__Trecho__:
↓

Karla Facchini, diretora da Mastercard: promoção durante os sete meses em que ficou com o filho após o parto (Leandro Fonseca/Exame)
Marina Filippe
Publicado em 22 de novembro de 2019 às 05h36.
Última atualização em 22 de novembro de 2019 às 06h36.
Aos 32 anos, quando começou a trabalhar na empresa de meios de pagamento Mastercard, a administradora Karla Facchini nem pensava em ter filhos. Cinco anos mais tarde, os planos mudaram — mas só no que diz respeito à maternidade. A ambição na carreira continuou a mesma. Em fevereiro de 2018, quando nasceu Davi, seu primeiro filho, ela ficou seis meses de licença-maternidade e um mês de férias. Nesse período, recebeu a notícia de uma almejada promoção. Ela deixou o cargo de gerente de desenvolvimento de negócios sênior para ocupar o de diretora comercial de um cliente global. “Trabalhei muito durante a gestação e sinalizei meu desejo de voltar e crescer”, afirma Karla.

↑

__Tarefa proposta a__: Formate como uma lista JSON de strings, uma por linha e sem linhas em branco, as linhas da listagem que vão da linha com "activity-zone-card[interactable]: Activity Zone" até a linha com "sensitivity-step[interactable] bbox=[266, 385, 288, 407]", ambas incluídas.
O trecho e a listagem não têm relação entre si.

__Linhas de entrada__:
↓

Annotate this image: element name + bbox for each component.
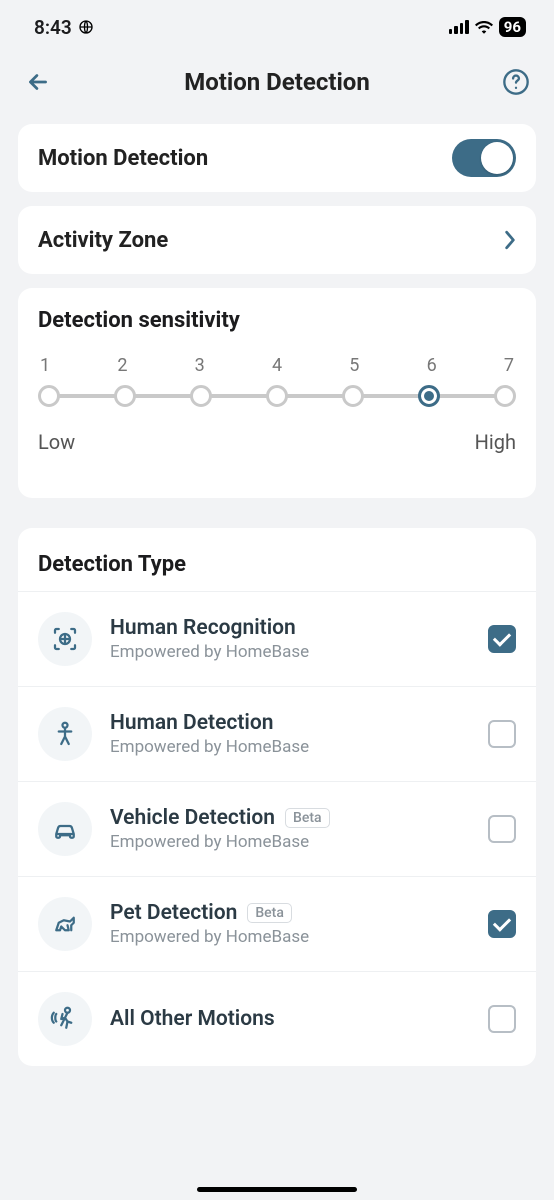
activity-zone-card[interactable]: Activity Zone bbox=[18, 206, 536, 274]
detection-type-name: Human Detection bbox=[110, 711, 470, 735]
toggle-knob bbox=[481, 142, 513, 174]
sensitivity-step[interactable] bbox=[342, 385, 364, 407]
sensitivity-step[interactable] bbox=[266, 385, 288, 407]
sensitivity-tick: 5 bbox=[349, 355, 359, 376]
sensitivity-tick: 6 bbox=[427, 355, 437, 376]
detection-type-subtitle: Empowered by HomeBase bbox=[110, 642, 470, 662]
home-indicator bbox=[197, 1187, 357, 1192]
detection-type-checkbox[interactable] bbox=[488, 1005, 516, 1033]
motion-detection-label: Motion Detection bbox=[38, 146, 208, 171]
beta-badge: Beta bbox=[285, 808, 330, 828]
sensitivity-step[interactable] bbox=[494, 385, 516, 407]
back-button[interactable] bbox=[20, 64, 56, 100]
motion-icon bbox=[38, 992, 92, 1046]
help-button[interactable] bbox=[498, 64, 534, 100]
detection-type-name: Pet DetectionBeta bbox=[110, 901, 470, 925]
detection-type-text: Human RecognitionEmpowered by HomeBase bbox=[110, 616, 470, 662]
motion-detection-card: Motion Detection bbox=[18, 124, 536, 192]
wifi-icon bbox=[475, 20, 493, 34]
detection-type-text: All Other Motions bbox=[110, 1007, 470, 1031]
detection-type-subtitle: Empowered by HomeBase bbox=[110, 927, 470, 947]
detection-type-title: Detection Type bbox=[18, 552, 536, 591]
vehicle-icon bbox=[38, 802, 92, 856]
detection-type-checkbox[interactable] bbox=[488, 625, 516, 653]
human-icon bbox=[38, 707, 92, 761]
detection-type-text: Vehicle DetectionBetaEmpowered by HomeBa… bbox=[110, 806, 470, 852]
cellular-icon bbox=[449, 20, 469, 34]
detection-type-checkbox[interactable] bbox=[488, 910, 516, 938]
sensitivity-tick: 3 bbox=[195, 355, 205, 376]
sensitivity-title: Detection sensitivity bbox=[38, 308, 516, 333]
detection-type-row[interactable]: Human RecognitionEmpowered by HomeBase bbox=[18, 591, 536, 686]
sensitivity-step[interactable] bbox=[114, 385, 136, 407]
sensitivity-tick: 7 bbox=[504, 355, 514, 376]
sensitivity-step[interactable] bbox=[418, 385, 440, 407]
detection-type-row[interactable]: Vehicle DetectionBetaEmpowered by HomeBa… bbox=[18, 781, 536, 876]
pet-icon bbox=[38, 897, 92, 951]
page-title: Motion Detection bbox=[56, 68, 498, 96]
activity-zone-label: Activity Zone bbox=[38, 228, 168, 253]
sensitivity-slider[interactable] bbox=[38, 384, 516, 408]
detection-type-name: Human Recognition bbox=[110, 616, 470, 640]
detection-type-checkbox[interactable] bbox=[488, 720, 516, 748]
sensitivity-low-label: Low bbox=[38, 430, 75, 454]
human-recognition-icon bbox=[38, 612, 92, 666]
sensitivity-tick: 1 bbox=[40, 355, 50, 376]
sensitivity-card: Detection sensitivity 1 2 3 4 5 6 7 Low High bbox=[18, 288, 536, 498]
battery-level: 96 bbox=[499, 17, 526, 37]
detection-type-subtitle: Empowered by HomeBase bbox=[110, 737, 470, 757]
detection-type-name: Vehicle DetectionBeta bbox=[110, 806, 470, 830]
chevron-right-icon bbox=[504, 230, 516, 250]
status-bar: 8:43 96 bbox=[0, 0, 554, 54]
detection-type-checkbox[interactable] bbox=[488, 815, 516, 843]
nav-header: Motion Detection bbox=[0, 54, 554, 110]
sensitivity-step[interactable] bbox=[38, 385, 60, 407]
sensitivity-step[interactable] bbox=[190, 385, 212, 407]
motion-detection-toggle[interactable] bbox=[452, 139, 516, 177]
detection-type-row[interactable]: All Other Motions bbox=[18, 971, 536, 1066]
sensitivity-range-labels: Low High bbox=[38, 430, 516, 454]
status-right: 96 bbox=[449, 17, 526, 37]
detection-type-row[interactable]: Human DetectionEmpowered by HomeBase bbox=[18, 686, 536, 781]
status-left: 8:43 bbox=[34, 16, 94, 39]
motion-detection-row: Motion Detection bbox=[38, 124, 516, 192]
help-icon bbox=[502, 68, 530, 96]
sensitivity-tick: 4 bbox=[272, 355, 282, 376]
detection-type-row[interactable]: Pet DetectionBetaEmpowered by HomeBase bbox=[18, 876, 536, 971]
sensitivity-tick: 2 bbox=[117, 355, 127, 376]
detection-type-subtitle: Empowered by HomeBase bbox=[110, 832, 470, 852]
detection-type-text: Pet DetectionBetaEmpowered by HomeBase bbox=[110, 901, 470, 947]
detection-type-text: Human DetectionEmpowered by HomeBase bbox=[110, 711, 470, 757]
activity-zone-row: Activity Zone bbox=[38, 206, 516, 274]
detection-type-list: Human RecognitionEmpowered by HomeBaseHu… bbox=[18, 591, 536, 1066]
detection-type-name: All Other Motions bbox=[110, 1007, 470, 1031]
globe-icon bbox=[78, 19, 94, 35]
sensitivity-tick-labels: 1 2 3 4 5 6 7 bbox=[38, 355, 516, 376]
status-time: 8:43 bbox=[34, 16, 72, 39]
sensitivity-high-label: High bbox=[475, 430, 516, 454]
detection-type-card: Detection Type Human RecognitionEmpowere… bbox=[18, 528, 536, 1066]
back-arrow-icon bbox=[25, 69, 51, 95]
beta-badge: Beta bbox=[247, 903, 292, 923]
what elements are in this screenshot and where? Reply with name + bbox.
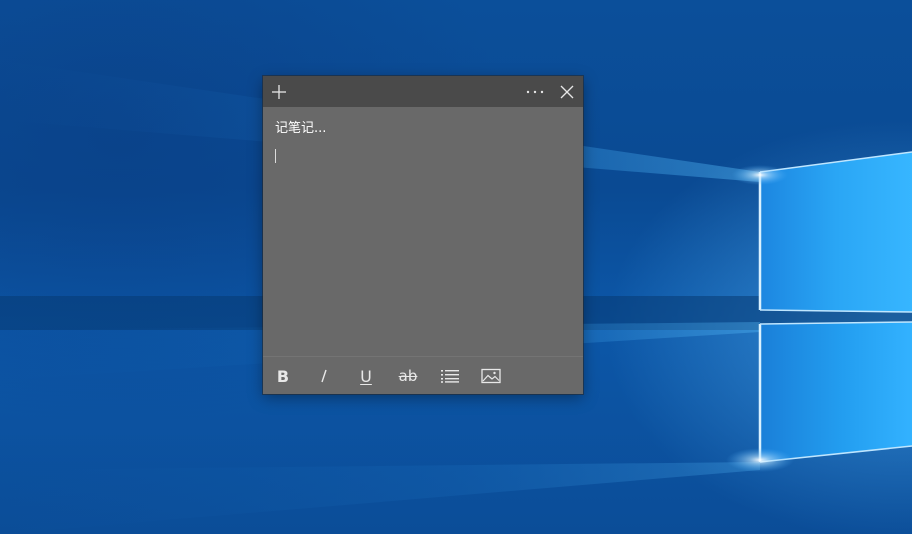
text-caret — [275, 149, 276, 163]
close-button[interactable] — [551, 76, 583, 107]
sticky-note-window: 记笔记... B U ab — [263, 76, 583, 394]
plus-icon — [272, 84, 286, 99]
bullet-list-icon — [441, 370, 459, 383]
bold-button[interactable]: B — [268, 363, 298, 389]
menu-button[interactable] — [519, 76, 551, 107]
underline-icon: U — [360, 366, 372, 386]
ellipsis-icon — [526, 90, 544, 93]
format-toolbar: B U ab — [263, 356, 583, 394]
insert-image-button[interactable] — [476, 363, 506, 389]
strikethrough-icon: ab — [398, 367, 418, 385]
bullet-list-button[interactable] — [435, 363, 465, 389]
desktop: 记笔记... B U ab — [0, 0, 912, 534]
note-titlebar[interactable] — [263, 76, 583, 107]
image-icon — [481, 368, 501, 384]
strikethrough-button[interactable]: ab — [393, 363, 423, 389]
close-icon — [560, 85, 574, 98]
italic-button[interactable] — [309, 363, 339, 389]
note-text-area[interactable]: 记笔记... — [263, 107, 583, 356]
italic-icon — [321, 369, 327, 383]
bold-icon: B — [276, 366, 290, 386]
note-placeholder: 记笔记... — [275, 121, 327, 136]
underline-button[interactable]: U — [351, 363, 381, 389]
new-note-button[interactable] — [263, 76, 295, 107]
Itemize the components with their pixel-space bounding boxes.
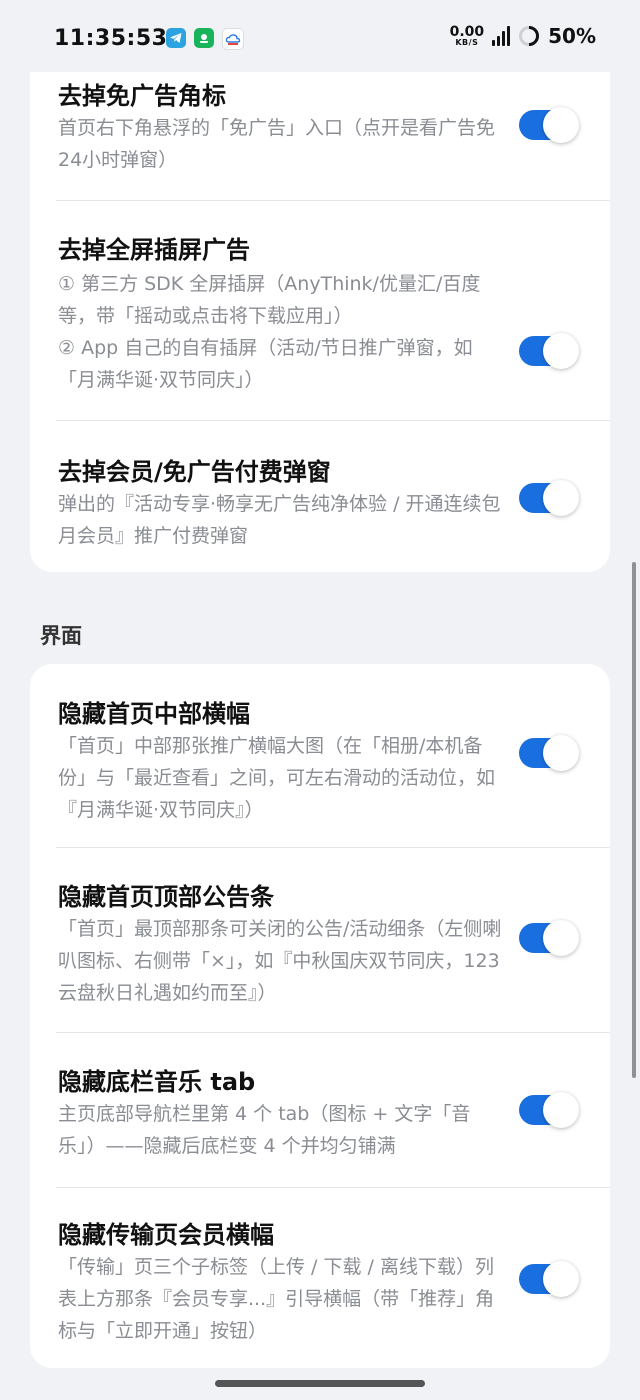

↑

__Tarefa proposta b__: Segundo o trecho sobre Karla Facchini, por que ela passou sete meses com o filho após o parto?

__Resposta do exercício a__:
[
  "activity-zone-card[interactable]: Activity Zone bbox=[18, 206, 536, 274]",
  "detection-type-name: Human Detection bbox=[110, 711, 470, 735]",
  "toggle-knob bbox=[481, 142, 513, 174]",
  "sensitivity-step[interactable] bbox=[342, 385, 364, 407]",
  "sensitivity-step[interactable] bbox=[266, 385, 288, 407]"
]

__Resposta do exercício b__: Depois do nascimento de Davi, em fevereiro de 2018, ela tirou seis meses de licença-maternidade e mais um mês de férias, o que somou sete meses.